Exercise directions: Quote every line as given.

******************************

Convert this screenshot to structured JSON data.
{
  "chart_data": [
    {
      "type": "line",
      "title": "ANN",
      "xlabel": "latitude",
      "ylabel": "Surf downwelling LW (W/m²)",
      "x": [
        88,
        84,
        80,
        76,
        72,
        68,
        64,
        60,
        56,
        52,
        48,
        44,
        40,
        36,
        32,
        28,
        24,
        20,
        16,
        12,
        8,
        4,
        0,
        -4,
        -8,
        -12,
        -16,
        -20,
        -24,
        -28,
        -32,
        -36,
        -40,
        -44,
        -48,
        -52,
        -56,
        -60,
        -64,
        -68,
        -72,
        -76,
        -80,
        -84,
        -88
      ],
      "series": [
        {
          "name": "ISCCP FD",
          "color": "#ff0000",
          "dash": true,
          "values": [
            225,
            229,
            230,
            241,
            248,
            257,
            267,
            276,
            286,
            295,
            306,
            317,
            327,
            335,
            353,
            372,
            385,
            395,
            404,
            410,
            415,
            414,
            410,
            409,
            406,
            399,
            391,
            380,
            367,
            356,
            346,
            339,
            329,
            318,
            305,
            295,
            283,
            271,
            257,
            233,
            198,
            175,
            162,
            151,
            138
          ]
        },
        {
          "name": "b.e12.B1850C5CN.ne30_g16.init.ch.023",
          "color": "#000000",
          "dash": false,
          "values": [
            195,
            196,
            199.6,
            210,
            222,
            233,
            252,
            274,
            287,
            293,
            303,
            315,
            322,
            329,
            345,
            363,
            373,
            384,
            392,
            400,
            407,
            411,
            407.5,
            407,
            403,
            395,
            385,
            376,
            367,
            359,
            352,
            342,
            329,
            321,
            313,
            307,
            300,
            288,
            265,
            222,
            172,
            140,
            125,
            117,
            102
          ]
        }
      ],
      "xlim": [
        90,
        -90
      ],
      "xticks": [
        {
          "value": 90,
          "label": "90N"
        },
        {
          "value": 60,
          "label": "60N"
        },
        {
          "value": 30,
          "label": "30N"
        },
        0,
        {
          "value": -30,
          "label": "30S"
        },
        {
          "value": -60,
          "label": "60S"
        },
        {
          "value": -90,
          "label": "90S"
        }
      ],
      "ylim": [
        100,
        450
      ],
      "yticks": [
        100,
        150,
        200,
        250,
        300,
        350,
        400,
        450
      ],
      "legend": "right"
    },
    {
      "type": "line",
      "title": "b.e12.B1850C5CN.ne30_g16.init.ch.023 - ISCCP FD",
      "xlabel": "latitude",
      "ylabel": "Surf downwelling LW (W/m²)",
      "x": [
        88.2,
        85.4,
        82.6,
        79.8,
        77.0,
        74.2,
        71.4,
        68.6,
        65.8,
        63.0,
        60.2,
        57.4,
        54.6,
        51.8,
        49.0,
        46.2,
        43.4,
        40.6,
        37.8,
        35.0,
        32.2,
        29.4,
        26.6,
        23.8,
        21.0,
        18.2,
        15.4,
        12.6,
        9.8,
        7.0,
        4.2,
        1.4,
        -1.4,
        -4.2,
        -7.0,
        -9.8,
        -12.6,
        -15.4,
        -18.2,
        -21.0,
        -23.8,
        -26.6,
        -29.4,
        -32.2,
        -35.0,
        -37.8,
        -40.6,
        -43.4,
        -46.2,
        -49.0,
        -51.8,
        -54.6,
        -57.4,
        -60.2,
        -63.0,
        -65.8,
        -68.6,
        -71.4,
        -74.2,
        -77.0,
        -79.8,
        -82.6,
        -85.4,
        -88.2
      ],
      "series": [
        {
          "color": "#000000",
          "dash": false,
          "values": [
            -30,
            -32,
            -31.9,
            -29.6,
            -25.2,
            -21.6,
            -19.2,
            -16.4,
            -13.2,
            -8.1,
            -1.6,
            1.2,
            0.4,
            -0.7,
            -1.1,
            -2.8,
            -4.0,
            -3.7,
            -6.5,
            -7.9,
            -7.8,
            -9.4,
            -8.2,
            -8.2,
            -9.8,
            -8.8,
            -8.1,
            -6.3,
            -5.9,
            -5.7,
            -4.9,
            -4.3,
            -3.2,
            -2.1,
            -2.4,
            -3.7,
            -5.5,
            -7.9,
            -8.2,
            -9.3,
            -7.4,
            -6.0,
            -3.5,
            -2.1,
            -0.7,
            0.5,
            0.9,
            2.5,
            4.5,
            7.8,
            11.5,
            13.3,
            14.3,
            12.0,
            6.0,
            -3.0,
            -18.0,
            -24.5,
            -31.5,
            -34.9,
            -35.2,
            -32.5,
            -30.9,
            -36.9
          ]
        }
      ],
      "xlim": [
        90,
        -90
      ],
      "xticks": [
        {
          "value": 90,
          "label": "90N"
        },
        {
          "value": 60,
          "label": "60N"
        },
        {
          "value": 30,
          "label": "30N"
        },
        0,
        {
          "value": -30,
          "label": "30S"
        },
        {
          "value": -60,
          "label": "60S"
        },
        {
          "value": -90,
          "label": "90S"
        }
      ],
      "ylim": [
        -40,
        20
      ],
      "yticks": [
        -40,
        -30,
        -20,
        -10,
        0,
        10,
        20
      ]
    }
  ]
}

******************************

Exercise answer:
Convert this screenshot to structured JSON data.
{
  "chart_data": [
    {
      "type": "line",
      "title": "ANN",
      "xlabel": "latitude",
      "ylabel": "Surf downwelling LW (W/m²)",
      "x": [
        88,
        84,
        80,
        76,
        72,
        68,
        64,
        60,
        56,
        52,
        48,
        44,
        40,
        36,
        32,
        28,
        24,
        20,
        16,
        12,
        8,
        4,
        0,
        -4,
        -8,
        -12,
        -16,
        -20,
        -24,
        -28,
        -32,
        -36,
        -40,
        -44,
        -48,
        -52,
        -56,
        -60,
        -64,
        -68,
        -72,
        -76,
        -80,
        -84,
        -88
      ],
      "series": [
        {
          "name": "ISCCP FD",
          "color": "#ff0000",
          "dash": true,
          "values": [
            225,
            229,
            230,
            241,
            248,
            257,
            267,
            276,
            286,
            295,
            306,
            317,
            327,
            335,
            353,
            372,
            385,
            395,
            404,
            410,
            415,
            414,
            410,
            409,
            406,
            399,
            391,
            380,
            367,
            356,
            346,
            339,
            329,
            318,
            305,
            295,
            283,
            271,
            257,
            233,
            198,
            175,
            162,
            151,
            138
          ]
        },
        {
          "name": "b.e12.B1850C5CN.ne30_g16.init.ch.023",
          "color": "#000000",
          "dash": false,
          "values": [
            195,
            196,
            199.6,
            210,
            222,
            233,
            252,
            274,
            287,
            293,
            303,
            315,
            322,
            329,
            345,
            363,
            373,
            384,
            392,
            400,
            407,
            411,
            407.5,
            407,
            403,
            395,
            385,
            376,
            367,
            359,
            352,
            342,
            329,
            321,
            313,
            307,
            300,
            288,
            265,
            222,
            172,
            140,
            125,
            117,
            102
          ]
        }
      ],
      "xlim": [
        90,
        -90
      ],
      "xticks": [
        {
          "value": 90,
          "label": "90N"
        },
        {
          "value": 60,
          "label": "60N"
        },
        {
          "value": 30,
          "label": "30N"
        },
        0,
        {
          "value": -30,
          "label": "30S"
        },
        {
          "value": -60,
          "label": "60S"
        },
        {
          "value": -90,
          "label": "90S"
        }
      ],
      "ylim": [
        100,
        450
      ],
      "yticks": [
        100,
        150,
        200,
        250,
        300,
        350,
        400,
        450
      ],
      "legend": "right"
    },
    {
      "type": "line",
      "title": "b.e12.B1850C5CN.ne30_g16.init.ch.023 - ISCCP FD",
      "xlabel": "latitude",
      "ylabel": "Surf downwelling LW (W/m²)",
      "x": [
        88.2,
        85.4,
        82.6,
        79.8,
        77.0,
        74.2,
        71.4,
        68.6,
        65.8,
        63.0,
        60.2,
        57.4,
        54.6,
        51.8,
        49.0,
        46.2,
        43.4,
        40.6,
        37.8,
        35.0,
        32.2,
        29.4,
        26.6,
        23.8,
        21.0,
        18.2,
        15.4,
        12.6,
        9.8,
        7.0,
        4.2,
        1.4,
        -1.4,
        -4.2,
        -7.0,
        -9.8,
        -12.6,
        -15.4,
        -18.2,
        -21.0,
        -23.8,
        -26.6,
        -29.4,
        -32.2,
        -35.0,
        -37.8,
        -40.6,
        -43.4,
        -46.2,
        -49.0,
        -51.8,
        -54.6,
        -57.4,
        -60.2,
        -63.0,
        -65.8,
        -68.6,
        -71.4,
        -74.2,
        -77.0,
        -79.8,
        -82.6,
        -85.4,
        -88.2
      ],
      "series": [
        {
          "color": "#000000",
          "dash": false,
          "values": [
            -30,
            -32,
            -31.9,
            -29.6,
            -25.2,
            -21.6,
            -19.2,
            -16.4,
            -13.2,
            -8.1,
            -1.6,
            1.2,
            0.4,
            -0.7,
            -1.1,
            -2.8,
            -4.0,
            -3.7,
            -6.5,
            -7.9,
            -7.8,
            -9.4,
            -8.2,
            -8.2,
            -9.8,
            -8.8,
            -8.1,
            -6.3,
            -5.9,
            -5.7,
            -4.9,
            -4.3,
            -3.2,
            -2.1,
            -2.4,
            -3.7,
            -5.5,
            -7.9,
            -8.2,
            -9.3,
            -7.4,
            -6.0,
            -3.5,
            -2.1,
            -0.7,
            0.5,
            0.9,
            2.5,
            4.5,
            7.8,
            11.5,
            13.3,
            14.3,
            12.0,
            6.0,
            -3.0,
            -18.0,
            -24.5,
            -31.5,
            -34.9,
            -35.2,
            -32.5,
            -30.9,
            -36.9
          ]
        }
      ],
      "xlim": [
        90,
        -90
      ],
      "xticks": [
        {
          "value": 90,
          "label": "90N"
        },
        {
          "value": 60,
          "label": "60N"
        },
        {
          "value": 30,
          "label": "30N"
        },
        0,
        {
          "value": -30,
          "label": "30S"
        },
        {
          "value": -60,
          "label": "60S"
        },
        {
          "value": -90,
          "label": "90S"
        }
      ],
      "ylim": [
        -40,
        20
      ],
      "yticks": [
        -40,
        -30,
        -20,
        -10,
        0,
        10,
        20
      ]
    }
  ]
}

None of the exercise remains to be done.